= Problem to solve =
Search the material and gather each line with "move" in it.

= Material to process =
◆ ◆ ◆

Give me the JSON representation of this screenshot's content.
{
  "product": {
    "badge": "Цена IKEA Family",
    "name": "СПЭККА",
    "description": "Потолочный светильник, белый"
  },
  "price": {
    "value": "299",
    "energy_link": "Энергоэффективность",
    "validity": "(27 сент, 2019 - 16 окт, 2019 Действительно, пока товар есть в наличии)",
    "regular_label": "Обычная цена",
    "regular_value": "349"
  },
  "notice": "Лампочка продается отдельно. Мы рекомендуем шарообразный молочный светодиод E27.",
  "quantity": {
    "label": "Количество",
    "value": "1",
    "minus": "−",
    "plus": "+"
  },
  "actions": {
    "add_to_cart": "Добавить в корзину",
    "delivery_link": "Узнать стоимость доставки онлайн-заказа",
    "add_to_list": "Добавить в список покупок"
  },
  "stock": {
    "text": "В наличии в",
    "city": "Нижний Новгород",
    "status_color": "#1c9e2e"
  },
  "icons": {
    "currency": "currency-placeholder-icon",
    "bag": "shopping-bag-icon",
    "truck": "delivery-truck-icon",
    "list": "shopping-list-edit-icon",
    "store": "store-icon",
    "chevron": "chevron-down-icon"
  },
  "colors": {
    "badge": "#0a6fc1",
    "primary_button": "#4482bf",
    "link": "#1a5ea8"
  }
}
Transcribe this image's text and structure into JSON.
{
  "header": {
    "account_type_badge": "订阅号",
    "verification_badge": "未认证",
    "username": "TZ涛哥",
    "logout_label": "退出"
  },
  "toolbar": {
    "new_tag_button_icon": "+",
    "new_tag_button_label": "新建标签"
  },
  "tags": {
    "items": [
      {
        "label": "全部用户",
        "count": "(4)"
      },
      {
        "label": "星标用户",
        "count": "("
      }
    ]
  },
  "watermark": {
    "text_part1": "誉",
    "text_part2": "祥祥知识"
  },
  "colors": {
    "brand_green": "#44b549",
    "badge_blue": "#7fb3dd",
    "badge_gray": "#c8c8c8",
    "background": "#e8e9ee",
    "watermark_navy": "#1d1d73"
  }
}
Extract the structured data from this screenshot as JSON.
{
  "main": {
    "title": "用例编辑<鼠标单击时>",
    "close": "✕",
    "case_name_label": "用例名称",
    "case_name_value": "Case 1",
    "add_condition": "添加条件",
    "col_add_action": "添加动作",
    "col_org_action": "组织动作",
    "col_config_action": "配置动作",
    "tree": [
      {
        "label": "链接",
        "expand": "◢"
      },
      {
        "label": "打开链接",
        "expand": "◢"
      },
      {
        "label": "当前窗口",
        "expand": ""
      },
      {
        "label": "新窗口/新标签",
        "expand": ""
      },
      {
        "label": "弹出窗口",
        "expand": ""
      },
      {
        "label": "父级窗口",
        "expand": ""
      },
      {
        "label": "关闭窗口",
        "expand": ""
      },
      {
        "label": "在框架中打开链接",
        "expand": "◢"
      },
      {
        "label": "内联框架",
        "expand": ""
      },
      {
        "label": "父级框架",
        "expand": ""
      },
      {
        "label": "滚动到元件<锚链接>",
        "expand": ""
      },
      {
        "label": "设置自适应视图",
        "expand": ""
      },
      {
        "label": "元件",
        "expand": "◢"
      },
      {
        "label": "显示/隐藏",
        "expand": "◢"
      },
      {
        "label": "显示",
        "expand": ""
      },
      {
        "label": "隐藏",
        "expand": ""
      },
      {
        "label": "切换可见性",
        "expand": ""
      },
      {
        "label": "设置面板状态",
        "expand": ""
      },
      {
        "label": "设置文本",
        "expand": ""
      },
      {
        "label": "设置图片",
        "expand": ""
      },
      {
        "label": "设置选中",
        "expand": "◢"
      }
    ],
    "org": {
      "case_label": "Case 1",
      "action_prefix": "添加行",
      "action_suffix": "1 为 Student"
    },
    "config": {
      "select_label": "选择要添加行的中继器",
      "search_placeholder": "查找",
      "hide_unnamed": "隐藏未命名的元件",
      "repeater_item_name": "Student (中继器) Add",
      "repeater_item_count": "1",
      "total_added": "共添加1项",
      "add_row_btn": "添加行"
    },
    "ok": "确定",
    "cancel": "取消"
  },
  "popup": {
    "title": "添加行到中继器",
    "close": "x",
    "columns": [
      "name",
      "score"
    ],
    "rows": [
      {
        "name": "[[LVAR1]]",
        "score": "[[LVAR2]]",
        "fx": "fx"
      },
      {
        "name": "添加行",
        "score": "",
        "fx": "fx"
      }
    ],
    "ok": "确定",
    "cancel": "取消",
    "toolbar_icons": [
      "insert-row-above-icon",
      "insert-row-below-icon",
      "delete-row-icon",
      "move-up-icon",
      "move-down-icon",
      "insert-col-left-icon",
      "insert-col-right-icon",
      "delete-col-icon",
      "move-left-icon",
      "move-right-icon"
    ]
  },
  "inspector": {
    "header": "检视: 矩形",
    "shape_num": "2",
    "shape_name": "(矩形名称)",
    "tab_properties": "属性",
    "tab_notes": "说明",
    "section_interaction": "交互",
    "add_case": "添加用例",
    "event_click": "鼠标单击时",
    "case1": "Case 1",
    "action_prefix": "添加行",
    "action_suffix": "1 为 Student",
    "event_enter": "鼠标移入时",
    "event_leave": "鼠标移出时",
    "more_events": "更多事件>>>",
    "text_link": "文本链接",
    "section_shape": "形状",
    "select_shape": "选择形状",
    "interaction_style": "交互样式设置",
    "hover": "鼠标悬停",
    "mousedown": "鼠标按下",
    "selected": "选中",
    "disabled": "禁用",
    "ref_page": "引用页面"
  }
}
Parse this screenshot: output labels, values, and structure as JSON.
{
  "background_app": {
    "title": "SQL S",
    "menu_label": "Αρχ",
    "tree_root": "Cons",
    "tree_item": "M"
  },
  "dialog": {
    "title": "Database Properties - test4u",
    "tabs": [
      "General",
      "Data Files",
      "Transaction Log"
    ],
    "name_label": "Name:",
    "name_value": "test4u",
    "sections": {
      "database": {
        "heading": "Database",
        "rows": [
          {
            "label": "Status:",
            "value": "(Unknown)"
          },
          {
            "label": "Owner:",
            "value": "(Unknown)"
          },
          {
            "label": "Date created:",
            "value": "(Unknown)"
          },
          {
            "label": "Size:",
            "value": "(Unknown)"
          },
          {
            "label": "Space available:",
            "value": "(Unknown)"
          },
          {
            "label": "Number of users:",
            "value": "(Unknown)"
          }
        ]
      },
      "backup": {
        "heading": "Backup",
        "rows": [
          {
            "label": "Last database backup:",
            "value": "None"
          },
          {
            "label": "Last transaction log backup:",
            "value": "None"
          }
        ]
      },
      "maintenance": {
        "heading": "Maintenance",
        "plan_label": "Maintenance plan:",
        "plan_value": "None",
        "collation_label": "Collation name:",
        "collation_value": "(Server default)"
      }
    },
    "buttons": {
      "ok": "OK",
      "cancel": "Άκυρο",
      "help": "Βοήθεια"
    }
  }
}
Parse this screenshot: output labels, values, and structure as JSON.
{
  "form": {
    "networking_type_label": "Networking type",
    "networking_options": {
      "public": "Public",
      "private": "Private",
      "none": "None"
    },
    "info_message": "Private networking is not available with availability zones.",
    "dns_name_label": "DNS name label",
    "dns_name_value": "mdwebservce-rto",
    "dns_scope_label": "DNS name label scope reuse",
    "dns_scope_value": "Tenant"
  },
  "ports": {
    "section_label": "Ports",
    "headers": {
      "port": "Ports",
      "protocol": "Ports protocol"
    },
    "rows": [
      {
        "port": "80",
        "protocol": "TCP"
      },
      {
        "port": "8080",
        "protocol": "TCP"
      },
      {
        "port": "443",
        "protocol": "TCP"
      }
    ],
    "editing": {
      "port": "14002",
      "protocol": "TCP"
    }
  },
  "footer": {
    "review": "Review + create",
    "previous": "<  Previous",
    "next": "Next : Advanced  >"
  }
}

◆ ◆ ◆

= Answer =
      "move-up-icon",
      "move-down-icon",
      "move-left-icon",
      "move-right-icon"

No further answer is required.